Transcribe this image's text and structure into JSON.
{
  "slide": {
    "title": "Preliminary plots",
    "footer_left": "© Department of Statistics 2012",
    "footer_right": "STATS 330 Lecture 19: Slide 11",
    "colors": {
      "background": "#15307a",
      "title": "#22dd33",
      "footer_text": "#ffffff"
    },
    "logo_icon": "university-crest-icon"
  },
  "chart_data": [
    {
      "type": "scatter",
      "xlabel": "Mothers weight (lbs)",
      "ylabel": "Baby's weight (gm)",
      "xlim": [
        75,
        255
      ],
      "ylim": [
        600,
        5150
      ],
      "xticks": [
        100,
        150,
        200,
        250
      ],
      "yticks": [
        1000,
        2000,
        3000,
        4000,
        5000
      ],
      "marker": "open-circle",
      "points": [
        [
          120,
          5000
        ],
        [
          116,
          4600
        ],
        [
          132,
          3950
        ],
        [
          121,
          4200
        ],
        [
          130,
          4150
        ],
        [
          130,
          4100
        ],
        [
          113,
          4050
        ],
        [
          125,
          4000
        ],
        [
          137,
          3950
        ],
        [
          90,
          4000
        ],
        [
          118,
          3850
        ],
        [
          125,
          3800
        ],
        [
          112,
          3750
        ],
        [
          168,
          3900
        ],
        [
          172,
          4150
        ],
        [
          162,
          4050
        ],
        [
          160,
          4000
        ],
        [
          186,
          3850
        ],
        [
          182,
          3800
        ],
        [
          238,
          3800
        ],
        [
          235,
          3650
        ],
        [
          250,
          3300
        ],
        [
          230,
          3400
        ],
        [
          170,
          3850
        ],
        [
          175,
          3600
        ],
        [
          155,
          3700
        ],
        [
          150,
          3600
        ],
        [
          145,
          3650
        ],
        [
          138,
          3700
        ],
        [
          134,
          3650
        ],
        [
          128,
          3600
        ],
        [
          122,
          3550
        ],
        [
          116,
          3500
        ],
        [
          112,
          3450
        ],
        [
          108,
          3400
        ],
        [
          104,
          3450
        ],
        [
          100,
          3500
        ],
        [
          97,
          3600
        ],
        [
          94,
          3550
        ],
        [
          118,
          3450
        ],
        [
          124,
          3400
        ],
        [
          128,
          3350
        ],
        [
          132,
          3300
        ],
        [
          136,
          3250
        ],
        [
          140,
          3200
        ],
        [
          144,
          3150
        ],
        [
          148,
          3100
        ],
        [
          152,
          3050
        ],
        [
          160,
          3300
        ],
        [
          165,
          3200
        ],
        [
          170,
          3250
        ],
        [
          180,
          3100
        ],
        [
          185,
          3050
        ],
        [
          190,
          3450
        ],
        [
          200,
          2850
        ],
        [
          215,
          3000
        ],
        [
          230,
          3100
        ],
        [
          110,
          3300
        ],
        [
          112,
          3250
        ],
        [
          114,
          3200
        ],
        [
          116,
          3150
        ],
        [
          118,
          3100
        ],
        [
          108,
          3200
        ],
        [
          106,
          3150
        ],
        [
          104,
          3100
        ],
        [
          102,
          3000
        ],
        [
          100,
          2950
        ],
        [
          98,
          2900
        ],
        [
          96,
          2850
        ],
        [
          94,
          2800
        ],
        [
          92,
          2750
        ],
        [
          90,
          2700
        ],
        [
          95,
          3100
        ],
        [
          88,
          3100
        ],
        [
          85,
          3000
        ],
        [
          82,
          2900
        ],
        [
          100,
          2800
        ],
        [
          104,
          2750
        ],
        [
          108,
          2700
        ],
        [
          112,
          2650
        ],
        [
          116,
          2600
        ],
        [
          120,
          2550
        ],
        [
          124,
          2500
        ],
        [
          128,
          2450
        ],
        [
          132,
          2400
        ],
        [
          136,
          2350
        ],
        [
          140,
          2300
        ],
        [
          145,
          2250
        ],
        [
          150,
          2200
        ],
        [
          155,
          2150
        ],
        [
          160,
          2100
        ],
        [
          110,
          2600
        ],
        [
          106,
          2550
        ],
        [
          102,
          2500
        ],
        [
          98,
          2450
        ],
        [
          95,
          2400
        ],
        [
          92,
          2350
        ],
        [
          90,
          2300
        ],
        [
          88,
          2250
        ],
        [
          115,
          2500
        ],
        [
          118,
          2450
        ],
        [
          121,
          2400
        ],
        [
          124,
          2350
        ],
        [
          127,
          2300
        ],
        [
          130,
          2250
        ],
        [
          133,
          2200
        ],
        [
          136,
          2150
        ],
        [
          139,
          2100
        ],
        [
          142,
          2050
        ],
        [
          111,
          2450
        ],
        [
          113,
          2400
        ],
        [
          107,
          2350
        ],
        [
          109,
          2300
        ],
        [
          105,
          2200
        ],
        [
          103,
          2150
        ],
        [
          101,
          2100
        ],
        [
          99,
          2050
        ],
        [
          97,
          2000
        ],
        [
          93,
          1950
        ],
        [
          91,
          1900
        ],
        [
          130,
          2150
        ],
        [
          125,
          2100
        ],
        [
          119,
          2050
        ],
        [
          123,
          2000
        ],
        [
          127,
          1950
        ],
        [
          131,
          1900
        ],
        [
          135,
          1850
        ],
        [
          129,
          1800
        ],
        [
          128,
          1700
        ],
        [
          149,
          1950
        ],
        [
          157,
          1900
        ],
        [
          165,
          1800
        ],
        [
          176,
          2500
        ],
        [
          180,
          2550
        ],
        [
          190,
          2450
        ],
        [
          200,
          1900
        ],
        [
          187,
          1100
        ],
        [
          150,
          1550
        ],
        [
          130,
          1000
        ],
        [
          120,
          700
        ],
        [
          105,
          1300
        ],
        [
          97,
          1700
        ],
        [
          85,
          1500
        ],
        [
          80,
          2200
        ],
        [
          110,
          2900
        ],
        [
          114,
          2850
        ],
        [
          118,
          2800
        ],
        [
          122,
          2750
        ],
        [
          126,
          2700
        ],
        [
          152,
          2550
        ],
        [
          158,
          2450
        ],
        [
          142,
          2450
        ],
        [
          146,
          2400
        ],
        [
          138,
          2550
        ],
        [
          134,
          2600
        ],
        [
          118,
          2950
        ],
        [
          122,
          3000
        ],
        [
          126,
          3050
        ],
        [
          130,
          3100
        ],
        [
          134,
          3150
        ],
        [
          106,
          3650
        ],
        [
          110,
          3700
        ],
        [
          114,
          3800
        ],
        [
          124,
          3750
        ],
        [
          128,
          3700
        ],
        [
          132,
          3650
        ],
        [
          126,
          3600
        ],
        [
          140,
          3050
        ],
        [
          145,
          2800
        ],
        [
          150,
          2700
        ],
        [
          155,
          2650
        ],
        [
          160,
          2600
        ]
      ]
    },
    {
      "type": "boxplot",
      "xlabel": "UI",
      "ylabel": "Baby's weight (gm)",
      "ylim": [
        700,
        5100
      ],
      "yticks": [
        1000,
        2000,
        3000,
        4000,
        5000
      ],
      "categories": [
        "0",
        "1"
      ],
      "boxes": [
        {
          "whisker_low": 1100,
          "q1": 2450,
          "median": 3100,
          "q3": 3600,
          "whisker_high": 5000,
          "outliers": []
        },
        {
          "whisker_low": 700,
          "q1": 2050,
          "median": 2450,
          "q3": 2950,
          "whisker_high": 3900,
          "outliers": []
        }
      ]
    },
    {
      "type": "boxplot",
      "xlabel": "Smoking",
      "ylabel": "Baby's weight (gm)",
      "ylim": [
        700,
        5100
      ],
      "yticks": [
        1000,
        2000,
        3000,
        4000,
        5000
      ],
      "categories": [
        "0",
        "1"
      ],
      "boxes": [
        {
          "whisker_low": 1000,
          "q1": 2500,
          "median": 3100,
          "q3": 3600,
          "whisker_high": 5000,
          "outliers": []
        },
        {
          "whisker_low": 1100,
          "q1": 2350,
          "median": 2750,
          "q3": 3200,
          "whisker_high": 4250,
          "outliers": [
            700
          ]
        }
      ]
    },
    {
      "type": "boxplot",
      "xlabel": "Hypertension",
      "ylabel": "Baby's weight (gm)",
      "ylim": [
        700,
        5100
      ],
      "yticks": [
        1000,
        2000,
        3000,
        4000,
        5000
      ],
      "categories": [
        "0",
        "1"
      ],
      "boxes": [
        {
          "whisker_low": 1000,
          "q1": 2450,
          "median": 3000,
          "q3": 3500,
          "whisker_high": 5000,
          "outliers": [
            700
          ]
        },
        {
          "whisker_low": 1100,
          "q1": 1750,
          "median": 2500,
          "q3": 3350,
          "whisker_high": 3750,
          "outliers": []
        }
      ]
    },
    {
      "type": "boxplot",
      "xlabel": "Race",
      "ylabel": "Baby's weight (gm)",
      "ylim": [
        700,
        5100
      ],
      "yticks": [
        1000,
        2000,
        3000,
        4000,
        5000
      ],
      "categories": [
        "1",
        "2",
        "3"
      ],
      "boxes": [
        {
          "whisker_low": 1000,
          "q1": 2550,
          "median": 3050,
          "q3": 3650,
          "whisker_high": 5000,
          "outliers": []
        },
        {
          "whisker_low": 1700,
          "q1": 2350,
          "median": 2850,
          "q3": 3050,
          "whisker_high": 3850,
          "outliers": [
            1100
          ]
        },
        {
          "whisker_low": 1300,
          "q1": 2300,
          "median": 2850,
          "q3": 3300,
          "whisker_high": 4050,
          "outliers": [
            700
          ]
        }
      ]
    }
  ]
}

════════

Identify the lines above with the word "title". Copy them.

    "title": "Preliminary plots",
      "title": "#22dd33",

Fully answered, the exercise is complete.